**阅读材料:**
病毒性心肌炎是临床常见病、多发病。近年来发病率有增高趋势，很多患者由于症状不典型未引起重视，且由于本病为病毒性疾病，西医目前无特效抗病毒药物，因而无特效疗法，所以导致患者长期得不到有效治疗，经久不愈，给患者的生活以及精神带来极大的痛苦。病毒性心肌炎慢性期心肌纤维化是该疾病的晚期病理特征，表现为扩张型心肌病，可出现心律失常、顽固性心衰、心源性猝死等。因而，预防和控制病毒性心肌炎及心肌纤维化显得尤为重要，本研究从内皮素1（Endothelin-1，ET-1）及转化生长因子β1（transforming growth factor-β1，TGF-β1）角度探析病毒性心肌炎心肌纤维化形成机制及清心Ⅱ号干预作用。

1 对象与方法

1.1 实验动物

清洁级体重14～16 g，4周龄，雄性健康BALB/c小鼠，购自于中国科学院上海实验动物中心，浙江中医药大学动物实验中心饲养，动物质量合格证号：SCXK（沪）2003-0003，饲养于清洁动物房内，动物饲养设施条件合格证：SYXK（浙）2003-0003。温度20～25℃，相对湿度45%～70%，光照明暗各12 h，换气次数20 次/h；动物实验设施条件合格证：SYXK（浙）2003-0003。动物饮水为城市自来水，用净水器滤过后装入消毒后的饮水瓶内自由饮用，标准饲料喂养。

1.2 主要试剂及设备

石蜡切片机，MICROW HM34OE德国；荧光显微镜摄像机，日本OLYMPUS BX60型；BMJ-Ⅲ型包埋机及冷冻台，江苏；GNP-9080型隔水式恒温培养箱，上海精宏实验设备有限公司；抗体稀释液，北京中山生物有限公司；VITEK比色计，美国HACH公司；琼脂糖，上海Sangon生物工程技术公司；放免试剂盒，宝信生物科技有限公司；PCR试剂盒，大连宝生物工程有限公司；DL 2000 Marker，大连宝生物工程有限公司；5×TBE：Tris 54 g，硼酸27.5 g，0.5 mol/L EDTA（pH 8.0）200 mL溴化乙锭溶液（EB），浓度为10 mg/mL PCR合成仪，美国MJ Research；PTC-200。

**任务要求:**
将阅读材料中从“1.2 主要试剂及设备”开始、到“mg/mL PCR合成仪，美国MJ Research；PTC-200。”结束的部分重写一遍，并把其中的“大连宝生物工程有限公司”一律改为“大连宝生物公司”。 请只依据阅读材料作答。

[边界框预测数据]

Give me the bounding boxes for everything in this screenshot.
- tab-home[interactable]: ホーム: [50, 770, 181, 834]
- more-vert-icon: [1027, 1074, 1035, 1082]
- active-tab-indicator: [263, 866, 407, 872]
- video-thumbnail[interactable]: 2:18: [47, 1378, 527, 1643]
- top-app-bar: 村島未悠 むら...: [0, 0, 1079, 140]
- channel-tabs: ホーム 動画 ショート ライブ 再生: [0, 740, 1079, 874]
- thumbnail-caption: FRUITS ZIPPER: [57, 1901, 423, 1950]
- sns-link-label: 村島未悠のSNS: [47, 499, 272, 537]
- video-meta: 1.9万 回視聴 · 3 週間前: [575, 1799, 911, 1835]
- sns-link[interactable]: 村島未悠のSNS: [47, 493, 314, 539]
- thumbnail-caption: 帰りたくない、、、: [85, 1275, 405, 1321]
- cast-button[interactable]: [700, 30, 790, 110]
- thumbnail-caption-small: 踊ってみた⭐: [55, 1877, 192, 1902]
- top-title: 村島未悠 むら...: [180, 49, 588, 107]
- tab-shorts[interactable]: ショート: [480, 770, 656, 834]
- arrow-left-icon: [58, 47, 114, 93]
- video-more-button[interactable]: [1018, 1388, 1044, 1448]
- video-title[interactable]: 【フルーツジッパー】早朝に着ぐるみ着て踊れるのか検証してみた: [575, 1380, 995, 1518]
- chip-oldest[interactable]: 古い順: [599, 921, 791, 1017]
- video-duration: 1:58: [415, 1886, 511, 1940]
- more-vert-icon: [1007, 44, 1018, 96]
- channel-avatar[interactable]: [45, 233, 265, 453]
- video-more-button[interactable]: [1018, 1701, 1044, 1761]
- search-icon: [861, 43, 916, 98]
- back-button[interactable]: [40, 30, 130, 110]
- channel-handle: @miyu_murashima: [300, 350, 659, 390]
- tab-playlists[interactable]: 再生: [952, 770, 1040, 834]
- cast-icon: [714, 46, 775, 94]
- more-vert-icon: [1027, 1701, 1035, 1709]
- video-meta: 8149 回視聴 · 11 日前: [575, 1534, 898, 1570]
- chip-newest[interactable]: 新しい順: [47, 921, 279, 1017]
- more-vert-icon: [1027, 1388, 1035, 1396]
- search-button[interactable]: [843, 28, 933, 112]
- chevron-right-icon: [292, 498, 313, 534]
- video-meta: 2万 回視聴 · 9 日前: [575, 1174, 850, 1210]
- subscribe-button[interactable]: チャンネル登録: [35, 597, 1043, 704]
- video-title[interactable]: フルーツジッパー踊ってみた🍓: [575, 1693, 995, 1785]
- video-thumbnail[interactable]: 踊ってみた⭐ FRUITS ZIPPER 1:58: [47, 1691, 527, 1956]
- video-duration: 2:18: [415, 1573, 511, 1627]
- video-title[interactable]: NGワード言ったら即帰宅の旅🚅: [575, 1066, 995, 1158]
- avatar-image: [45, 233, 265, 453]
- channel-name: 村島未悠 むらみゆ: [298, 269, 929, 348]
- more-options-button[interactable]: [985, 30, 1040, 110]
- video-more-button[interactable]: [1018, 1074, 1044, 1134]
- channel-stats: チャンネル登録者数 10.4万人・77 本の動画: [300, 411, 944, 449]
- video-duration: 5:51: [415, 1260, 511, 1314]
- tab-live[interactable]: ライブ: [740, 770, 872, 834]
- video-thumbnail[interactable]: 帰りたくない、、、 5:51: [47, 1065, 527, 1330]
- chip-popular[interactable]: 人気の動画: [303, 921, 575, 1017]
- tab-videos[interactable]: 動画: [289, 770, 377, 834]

**参考答案:**
1.2 主要试剂及设备

石蜡切片机，MICROW HM34OE德国；荧光显微镜摄像机，日本OLYMPUS BX60型；BMJ-Ⅲ型包埋机及冷冻台，江苏；GNP-9080型隔水式恒温培养箱，上海精宏实验设备有限公司；抗体稀释液，北京中山生物有限公司；VITEK比色计，美国HACH公司；琼脂糖，上海Sangon生物工程技术公司；放免试剂盒，宝信生物科技有限公司；PCR试剂盒，大连宝生物公司；DL 2000 Marker，大连宝生物公司；5×TBE：Tris 54 g，硼酸27.5 g，0.5 mol/L EDTA（pH 8.0）200 mL溴化乙锭溶液（EB），浓度为10 mg/mL PCR合成仪，美国MJ Research；PTC-200。